◆ SHORT TASK: Everything from the line that contains "Read out every word on this page." through the final line of the records should be written out exactly, and nothing outside that span.
——————
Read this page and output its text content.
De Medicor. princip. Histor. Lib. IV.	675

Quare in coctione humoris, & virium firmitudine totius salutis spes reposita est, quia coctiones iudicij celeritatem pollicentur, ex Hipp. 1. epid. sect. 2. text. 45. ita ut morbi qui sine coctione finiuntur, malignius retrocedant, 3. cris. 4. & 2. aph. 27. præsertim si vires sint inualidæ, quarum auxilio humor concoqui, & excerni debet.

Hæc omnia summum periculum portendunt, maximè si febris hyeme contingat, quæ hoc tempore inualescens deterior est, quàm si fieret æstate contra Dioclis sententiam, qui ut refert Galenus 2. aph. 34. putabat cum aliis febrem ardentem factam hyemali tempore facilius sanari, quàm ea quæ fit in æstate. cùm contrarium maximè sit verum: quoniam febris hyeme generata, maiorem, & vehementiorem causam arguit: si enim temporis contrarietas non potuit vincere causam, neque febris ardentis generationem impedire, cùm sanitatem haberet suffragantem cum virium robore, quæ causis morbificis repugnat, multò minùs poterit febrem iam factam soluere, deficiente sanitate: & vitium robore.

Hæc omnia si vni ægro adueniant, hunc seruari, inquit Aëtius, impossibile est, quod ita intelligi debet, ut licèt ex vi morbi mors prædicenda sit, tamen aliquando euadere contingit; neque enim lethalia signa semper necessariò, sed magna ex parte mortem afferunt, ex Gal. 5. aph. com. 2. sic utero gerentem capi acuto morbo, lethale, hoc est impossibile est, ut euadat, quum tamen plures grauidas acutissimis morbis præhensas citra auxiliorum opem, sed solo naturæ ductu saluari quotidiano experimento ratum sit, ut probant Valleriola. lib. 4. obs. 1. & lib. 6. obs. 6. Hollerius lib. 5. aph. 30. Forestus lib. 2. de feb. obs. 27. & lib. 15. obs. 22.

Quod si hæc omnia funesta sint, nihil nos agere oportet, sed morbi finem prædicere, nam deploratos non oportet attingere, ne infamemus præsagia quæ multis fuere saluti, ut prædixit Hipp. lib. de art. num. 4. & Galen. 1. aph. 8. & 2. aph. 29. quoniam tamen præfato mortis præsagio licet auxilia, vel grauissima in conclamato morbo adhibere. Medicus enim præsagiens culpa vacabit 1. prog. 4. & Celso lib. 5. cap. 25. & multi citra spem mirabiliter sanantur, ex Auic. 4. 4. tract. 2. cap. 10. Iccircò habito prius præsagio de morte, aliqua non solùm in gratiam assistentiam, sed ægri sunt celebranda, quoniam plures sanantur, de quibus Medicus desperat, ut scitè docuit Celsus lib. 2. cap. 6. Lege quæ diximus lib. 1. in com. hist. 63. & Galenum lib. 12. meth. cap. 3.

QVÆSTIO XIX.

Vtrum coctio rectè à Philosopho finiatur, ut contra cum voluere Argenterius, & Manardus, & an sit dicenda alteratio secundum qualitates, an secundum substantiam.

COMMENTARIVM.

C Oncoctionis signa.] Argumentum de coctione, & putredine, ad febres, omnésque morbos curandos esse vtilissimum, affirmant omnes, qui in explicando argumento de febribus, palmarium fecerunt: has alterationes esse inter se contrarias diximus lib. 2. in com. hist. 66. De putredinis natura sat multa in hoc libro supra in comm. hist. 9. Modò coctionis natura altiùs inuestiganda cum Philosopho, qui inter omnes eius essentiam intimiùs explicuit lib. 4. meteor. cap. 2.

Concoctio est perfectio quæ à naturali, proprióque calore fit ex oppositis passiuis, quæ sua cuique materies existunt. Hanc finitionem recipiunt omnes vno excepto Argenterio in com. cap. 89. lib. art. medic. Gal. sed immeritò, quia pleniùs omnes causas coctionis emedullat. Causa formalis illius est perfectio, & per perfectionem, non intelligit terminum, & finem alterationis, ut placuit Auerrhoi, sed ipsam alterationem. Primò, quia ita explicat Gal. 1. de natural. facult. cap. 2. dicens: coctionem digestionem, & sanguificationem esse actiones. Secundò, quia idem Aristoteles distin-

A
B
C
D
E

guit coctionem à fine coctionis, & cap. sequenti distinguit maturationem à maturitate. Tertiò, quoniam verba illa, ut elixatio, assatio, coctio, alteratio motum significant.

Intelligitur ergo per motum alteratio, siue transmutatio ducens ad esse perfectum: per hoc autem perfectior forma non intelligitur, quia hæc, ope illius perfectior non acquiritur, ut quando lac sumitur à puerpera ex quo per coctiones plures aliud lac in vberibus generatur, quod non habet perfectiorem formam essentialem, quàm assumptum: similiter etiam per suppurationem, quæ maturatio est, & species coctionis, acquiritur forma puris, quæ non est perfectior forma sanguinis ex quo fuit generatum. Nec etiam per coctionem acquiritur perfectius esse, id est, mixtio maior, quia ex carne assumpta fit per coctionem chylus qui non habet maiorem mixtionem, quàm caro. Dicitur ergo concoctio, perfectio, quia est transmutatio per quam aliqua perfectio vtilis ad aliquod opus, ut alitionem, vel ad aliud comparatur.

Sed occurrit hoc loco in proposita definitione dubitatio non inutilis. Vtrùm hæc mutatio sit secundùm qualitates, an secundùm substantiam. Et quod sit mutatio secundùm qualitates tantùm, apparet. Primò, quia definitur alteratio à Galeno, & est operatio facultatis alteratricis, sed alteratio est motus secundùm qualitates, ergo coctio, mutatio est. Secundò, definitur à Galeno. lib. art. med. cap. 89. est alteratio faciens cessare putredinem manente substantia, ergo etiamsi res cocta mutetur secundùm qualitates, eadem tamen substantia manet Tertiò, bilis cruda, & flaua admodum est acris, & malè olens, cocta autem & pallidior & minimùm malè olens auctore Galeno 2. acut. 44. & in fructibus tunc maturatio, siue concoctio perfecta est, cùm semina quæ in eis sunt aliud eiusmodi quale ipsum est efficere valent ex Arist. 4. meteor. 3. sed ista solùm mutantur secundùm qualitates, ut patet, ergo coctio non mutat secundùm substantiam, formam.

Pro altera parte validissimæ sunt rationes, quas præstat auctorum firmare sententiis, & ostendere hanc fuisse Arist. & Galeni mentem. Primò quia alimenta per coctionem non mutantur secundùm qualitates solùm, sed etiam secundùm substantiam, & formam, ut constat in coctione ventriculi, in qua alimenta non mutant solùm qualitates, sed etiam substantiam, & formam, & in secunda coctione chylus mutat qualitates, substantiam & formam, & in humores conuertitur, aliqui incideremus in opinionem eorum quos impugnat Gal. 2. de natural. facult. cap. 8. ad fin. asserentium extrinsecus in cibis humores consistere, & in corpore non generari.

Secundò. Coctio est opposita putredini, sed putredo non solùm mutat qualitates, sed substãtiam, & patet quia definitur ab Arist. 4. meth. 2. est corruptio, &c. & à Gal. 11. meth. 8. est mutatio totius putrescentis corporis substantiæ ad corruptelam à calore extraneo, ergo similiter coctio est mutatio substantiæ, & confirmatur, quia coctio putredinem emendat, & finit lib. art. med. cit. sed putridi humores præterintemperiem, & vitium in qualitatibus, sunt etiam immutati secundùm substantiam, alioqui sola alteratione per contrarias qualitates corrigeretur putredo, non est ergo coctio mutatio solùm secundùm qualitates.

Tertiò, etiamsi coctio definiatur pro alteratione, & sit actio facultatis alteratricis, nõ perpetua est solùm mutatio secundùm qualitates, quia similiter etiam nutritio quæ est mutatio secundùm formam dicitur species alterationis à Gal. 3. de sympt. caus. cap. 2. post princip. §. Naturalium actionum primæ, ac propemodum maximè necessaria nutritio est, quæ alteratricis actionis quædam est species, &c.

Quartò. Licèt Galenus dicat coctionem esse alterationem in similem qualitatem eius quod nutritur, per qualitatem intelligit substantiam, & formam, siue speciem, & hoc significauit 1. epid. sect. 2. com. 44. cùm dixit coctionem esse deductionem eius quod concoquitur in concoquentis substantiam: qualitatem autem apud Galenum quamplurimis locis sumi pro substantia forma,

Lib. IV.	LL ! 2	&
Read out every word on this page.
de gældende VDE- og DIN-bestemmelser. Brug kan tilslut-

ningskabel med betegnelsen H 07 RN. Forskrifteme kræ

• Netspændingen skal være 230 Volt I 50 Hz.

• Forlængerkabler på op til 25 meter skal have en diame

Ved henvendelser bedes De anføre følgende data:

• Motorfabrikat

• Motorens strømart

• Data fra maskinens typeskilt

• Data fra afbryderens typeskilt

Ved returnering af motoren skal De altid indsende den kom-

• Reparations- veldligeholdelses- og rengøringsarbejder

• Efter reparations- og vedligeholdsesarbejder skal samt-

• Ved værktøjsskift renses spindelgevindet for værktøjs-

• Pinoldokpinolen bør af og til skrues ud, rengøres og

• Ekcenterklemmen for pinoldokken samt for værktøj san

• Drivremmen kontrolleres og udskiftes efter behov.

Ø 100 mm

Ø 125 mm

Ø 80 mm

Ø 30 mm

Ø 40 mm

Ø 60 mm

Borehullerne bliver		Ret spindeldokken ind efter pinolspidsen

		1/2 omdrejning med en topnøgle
——————
◆ ANSWER IN FULL:
Read out every word on this page.
de gældende VDE- og DIN-bestemmelser. Brug kan tilslut-

ningskabel med betegnelsen H 07 RN. Forskrifteme kræ

• Netspændingen skal være 230 Volt I 50 Hz.

• Forlængerkabler på op til 25 meter skal have en diame

Ved henvendelser bedes De anføre følgende data:

• Motorfabrikat

• Motorens strømart

• Data fra maskinens typeskilt

• Data fra afbryderens typeskilt

Ved returnering af motoren skal De altid indsende den kom-

• Reparations- veldligeholdelses- og rengøringsarbejder

• Efter reparations- og vedligeholdsesarbejder skal samt-

• Ved værktøjsskift renses spindelgevindet for værktøjs-

• Pinoldokpinolen bør af og til skrues ud, rengøres og

• Ekcenterklemmen for pinoldokken samt for værktøj san

• Drivremmen kontrolleres og udskiftes efter behov.

Ø 100 mm

Ø 125 mm

Ø 80 mm

Ø 30 mm

Ø 40 mm

Ø 60 mm

Borehullerne bliver		Ret spindeldokken ind efter pinolspidsen

		1/2 omdrejning med en topnøgle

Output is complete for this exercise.